**MATERIAL SUPPLIED**

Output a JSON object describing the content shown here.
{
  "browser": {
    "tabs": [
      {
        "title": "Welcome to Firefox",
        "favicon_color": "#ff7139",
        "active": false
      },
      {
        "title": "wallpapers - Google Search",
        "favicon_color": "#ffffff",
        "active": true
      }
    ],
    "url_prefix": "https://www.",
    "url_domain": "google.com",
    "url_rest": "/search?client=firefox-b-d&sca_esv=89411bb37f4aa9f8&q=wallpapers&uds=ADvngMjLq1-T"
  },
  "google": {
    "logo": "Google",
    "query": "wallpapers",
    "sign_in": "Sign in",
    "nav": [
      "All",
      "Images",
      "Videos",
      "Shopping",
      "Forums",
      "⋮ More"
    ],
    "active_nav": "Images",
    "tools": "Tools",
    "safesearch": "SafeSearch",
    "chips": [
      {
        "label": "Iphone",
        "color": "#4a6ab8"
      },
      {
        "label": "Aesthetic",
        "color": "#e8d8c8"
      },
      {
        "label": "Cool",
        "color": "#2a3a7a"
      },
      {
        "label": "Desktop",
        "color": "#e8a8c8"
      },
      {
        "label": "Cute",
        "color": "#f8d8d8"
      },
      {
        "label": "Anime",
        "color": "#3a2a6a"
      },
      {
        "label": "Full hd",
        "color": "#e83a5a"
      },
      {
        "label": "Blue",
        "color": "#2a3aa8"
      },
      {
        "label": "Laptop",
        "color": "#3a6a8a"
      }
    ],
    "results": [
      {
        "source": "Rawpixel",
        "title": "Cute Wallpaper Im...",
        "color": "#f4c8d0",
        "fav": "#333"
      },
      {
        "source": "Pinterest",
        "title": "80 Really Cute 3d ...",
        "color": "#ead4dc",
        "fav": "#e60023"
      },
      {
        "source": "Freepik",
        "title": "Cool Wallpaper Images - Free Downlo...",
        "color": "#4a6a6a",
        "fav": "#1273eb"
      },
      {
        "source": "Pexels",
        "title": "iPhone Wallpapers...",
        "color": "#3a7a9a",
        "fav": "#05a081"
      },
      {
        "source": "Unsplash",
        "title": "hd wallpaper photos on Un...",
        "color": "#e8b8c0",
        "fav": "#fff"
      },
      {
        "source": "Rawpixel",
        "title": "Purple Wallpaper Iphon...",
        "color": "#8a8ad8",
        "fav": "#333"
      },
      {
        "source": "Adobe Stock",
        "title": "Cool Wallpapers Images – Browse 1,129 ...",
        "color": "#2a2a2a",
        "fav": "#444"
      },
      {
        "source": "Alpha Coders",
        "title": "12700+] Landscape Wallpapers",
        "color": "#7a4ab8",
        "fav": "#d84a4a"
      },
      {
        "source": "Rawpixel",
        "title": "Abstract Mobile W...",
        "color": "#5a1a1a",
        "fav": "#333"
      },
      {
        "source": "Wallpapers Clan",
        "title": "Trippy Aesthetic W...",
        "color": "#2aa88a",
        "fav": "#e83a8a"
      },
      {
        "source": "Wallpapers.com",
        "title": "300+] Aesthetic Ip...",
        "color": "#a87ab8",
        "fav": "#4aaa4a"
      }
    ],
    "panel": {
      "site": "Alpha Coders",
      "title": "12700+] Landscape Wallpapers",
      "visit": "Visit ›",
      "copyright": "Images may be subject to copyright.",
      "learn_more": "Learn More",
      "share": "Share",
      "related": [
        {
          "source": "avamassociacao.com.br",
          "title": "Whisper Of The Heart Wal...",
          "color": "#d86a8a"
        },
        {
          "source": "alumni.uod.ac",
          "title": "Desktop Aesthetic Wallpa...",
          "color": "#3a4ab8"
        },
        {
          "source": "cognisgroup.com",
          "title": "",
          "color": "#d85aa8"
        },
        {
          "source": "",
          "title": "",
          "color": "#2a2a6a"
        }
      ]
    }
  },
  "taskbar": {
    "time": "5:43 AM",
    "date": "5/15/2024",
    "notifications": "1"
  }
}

**SHORT PROBLEM**
All lines above with "label" in them should be returned.

**TASK RESULT**
        "label": "Iphone",
        "label": "Aesthetic",
        "label": "Cool",
        "label": "Desktop",
        "label": "Cute",
        "label": "Anime",
        "label": "Full hd",
        "label": "Blue",
        "label": "Laptop",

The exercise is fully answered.